REQUIRED TASK: Repeat the material verbatim. Images are excluded from the copy.

RAW DATA:

** start **

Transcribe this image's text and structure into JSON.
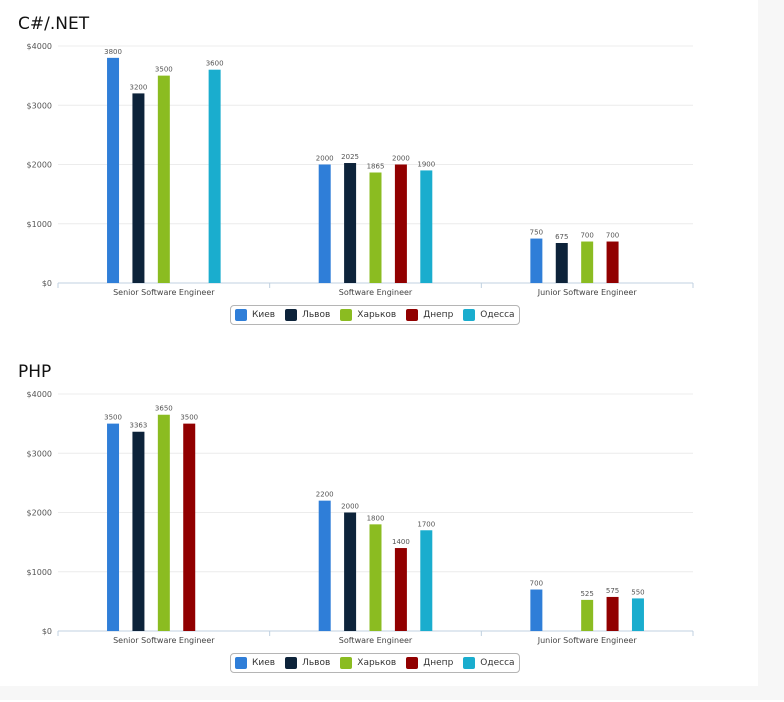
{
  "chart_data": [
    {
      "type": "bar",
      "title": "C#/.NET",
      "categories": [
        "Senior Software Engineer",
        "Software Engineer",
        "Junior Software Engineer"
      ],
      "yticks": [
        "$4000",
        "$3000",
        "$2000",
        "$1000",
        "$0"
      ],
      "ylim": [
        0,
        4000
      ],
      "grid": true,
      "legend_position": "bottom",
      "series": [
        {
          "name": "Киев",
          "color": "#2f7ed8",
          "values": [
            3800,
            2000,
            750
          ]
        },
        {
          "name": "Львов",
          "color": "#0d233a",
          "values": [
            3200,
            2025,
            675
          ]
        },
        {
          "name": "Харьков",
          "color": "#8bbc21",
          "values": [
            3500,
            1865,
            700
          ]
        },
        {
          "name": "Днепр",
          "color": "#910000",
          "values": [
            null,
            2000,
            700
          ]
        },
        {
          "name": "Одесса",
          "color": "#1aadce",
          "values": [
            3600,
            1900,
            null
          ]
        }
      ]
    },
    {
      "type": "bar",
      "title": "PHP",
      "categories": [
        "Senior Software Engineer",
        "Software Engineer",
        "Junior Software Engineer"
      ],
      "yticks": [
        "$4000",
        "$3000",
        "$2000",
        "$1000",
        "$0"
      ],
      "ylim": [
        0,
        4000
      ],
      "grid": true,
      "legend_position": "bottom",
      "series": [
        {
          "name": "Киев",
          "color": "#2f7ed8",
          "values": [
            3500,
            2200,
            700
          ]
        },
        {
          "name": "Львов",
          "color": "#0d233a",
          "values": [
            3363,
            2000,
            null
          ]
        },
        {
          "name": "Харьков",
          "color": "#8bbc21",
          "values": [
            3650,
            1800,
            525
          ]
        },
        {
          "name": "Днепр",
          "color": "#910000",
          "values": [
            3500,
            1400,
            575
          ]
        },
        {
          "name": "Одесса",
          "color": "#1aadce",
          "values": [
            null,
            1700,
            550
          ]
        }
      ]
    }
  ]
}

** end **

THE RESULT:
Transcribe this image's text and structure into JSON.
{
  "chart_data": [
    {
      "type": "bar",
      "title": "C#/.NET",
      "categories": [
        "Senior Software Engineer",
        "Software Engineer",
        "Junior Software Engineer"
      ],
      "yticks": [
        "$4000",
        "$3000",
        "$2000",
        "$1000",
        "$0"
      ],
      "ylim": [
        0,
        4000
      ],
      "grid": true,
      "legend_position": "bottom",
      "series": [
        {
          "name": "Киев",
          "color": "#2f7ed8",
          "values": [
            3800,
            2000,
            750
          ]
        },
        {
          "name": "Львов",
          "color": "#0d233a",
          "values": [
            3200,
            2025,
            675
          ]
        },
        {
          "name": "Харьков",
          "color": "#8bbc21",
          "values": [
            3500,
            1865,
            700
          ]
        },
        {
          "name": "Днепр",
          "color": "#910000",
          "values": [
            null,
            2000,
            700
          ]
        },
        {
          "name": "Одесса",
          "color": "#1aadce",
          "values": [
            3600,
            1900,
            null
          ]
        }
      ]
    },
    {
      "type": "bar",
      "title": "PHP",
      "categories": [
        "Senior Software Engineer",
        "Software Engineer",
        "Junior Software Engineer"
      ],
      "yticks": [
        "$4000",
        "$3000",
        "$2000",
        "$1000",
        "$0"
      ],
      "ylim": [
        0,
        4000
      ],
      "grid": true,
      "legend_position": "bottom",
      "series": [
        {
          "name": "Киев",
          "color": "#2f7ed8",
          "values": [
            3500,
            2200,
            700
          ]
        },
        {
          "name": "Львов",
          "color": "#0d233a",
          "values": [
            3363,
            2000,
            null
          ]
        },
        {
          "name": "Харьков",
          "color": "#8bbc21",
          "values": [
            3650,
            1800,
            525
          ]
        },
        {
          "name": "Днепр",
          "color": "#910000",
          "values": [
            3500,
            1400,
            575
          ]
        },
        {
          "name": "Одесса",
          "color": "#1aadce",
          "values": [
            null,
            1700,
            550
          ]
        }
      ]
    }
  ]
}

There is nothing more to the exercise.